Extracted data entries:
================================

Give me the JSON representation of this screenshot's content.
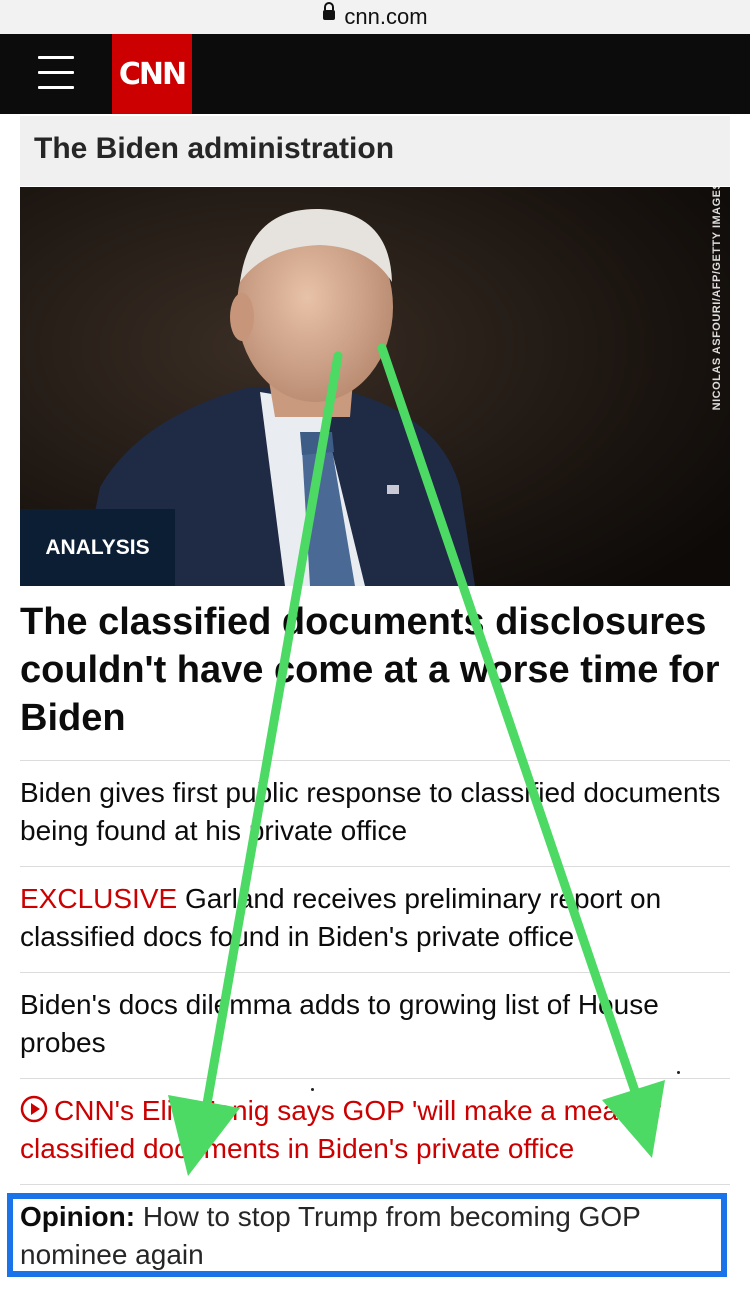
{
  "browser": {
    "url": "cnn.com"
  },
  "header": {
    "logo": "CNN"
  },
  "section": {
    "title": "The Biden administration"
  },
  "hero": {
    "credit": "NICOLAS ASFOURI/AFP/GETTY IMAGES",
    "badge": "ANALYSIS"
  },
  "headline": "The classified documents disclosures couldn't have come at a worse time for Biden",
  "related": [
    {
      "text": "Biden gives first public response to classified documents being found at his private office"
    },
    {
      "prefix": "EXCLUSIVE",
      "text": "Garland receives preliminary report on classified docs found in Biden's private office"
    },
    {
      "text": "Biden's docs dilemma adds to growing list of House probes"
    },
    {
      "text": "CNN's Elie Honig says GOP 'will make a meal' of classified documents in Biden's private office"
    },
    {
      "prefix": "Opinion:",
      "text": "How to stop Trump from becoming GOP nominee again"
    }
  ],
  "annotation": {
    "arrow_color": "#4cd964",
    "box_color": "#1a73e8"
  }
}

================================

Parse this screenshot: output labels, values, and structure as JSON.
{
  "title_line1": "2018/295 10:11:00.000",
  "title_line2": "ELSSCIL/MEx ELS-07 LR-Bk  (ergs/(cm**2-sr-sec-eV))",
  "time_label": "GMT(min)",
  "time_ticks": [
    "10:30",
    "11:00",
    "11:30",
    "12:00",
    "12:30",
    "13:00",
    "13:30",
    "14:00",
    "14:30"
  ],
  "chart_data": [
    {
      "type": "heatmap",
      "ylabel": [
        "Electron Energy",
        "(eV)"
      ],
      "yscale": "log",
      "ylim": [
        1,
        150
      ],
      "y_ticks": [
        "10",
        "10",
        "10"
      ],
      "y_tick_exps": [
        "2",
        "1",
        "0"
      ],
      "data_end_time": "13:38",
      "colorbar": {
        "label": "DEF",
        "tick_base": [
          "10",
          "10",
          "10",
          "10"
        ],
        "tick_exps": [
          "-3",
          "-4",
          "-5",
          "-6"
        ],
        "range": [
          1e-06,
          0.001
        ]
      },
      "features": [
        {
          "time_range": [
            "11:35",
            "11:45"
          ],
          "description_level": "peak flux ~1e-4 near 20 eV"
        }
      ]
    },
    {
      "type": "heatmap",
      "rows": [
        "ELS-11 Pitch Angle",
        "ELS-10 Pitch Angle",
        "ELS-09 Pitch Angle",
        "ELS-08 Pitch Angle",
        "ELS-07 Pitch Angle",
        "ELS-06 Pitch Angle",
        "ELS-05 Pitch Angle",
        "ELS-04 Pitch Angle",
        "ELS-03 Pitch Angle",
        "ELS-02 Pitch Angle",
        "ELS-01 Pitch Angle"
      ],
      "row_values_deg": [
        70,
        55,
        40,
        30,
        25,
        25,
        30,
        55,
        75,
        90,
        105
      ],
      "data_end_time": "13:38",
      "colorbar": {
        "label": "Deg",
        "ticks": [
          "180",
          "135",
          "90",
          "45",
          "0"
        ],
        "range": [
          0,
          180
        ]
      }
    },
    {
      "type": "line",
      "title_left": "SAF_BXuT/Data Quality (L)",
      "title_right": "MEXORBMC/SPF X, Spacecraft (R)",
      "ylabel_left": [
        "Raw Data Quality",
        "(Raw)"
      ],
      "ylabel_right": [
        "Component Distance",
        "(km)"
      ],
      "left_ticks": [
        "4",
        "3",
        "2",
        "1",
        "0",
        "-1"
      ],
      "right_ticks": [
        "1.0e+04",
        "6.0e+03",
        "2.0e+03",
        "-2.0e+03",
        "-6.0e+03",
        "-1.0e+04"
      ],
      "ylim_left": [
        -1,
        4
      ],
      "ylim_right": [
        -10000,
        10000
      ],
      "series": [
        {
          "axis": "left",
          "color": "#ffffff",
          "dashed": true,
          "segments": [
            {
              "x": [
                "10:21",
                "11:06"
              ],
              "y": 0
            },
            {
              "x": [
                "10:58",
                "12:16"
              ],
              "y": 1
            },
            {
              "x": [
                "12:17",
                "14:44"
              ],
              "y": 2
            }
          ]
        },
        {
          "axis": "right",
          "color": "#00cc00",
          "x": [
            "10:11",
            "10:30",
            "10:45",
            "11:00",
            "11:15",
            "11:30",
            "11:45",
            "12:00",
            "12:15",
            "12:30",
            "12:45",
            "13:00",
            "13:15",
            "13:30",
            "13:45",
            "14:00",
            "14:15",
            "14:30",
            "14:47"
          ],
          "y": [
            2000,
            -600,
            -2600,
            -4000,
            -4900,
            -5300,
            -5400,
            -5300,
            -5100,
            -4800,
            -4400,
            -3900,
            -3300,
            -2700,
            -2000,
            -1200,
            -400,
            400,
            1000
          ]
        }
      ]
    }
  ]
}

================================

AIM: Looking at the data above, show all lines where the word "documents" occurs.

THE RESPONSE:
  "headline": "The classified documents disclosures couldn't have come at a worse time for Biden",
      "text": "Biden gives first public response to classified documents being found at his private office"
      "text": "CNN's Elie Honig says GOP 'will make a meal' of classified documents in Biden's private office"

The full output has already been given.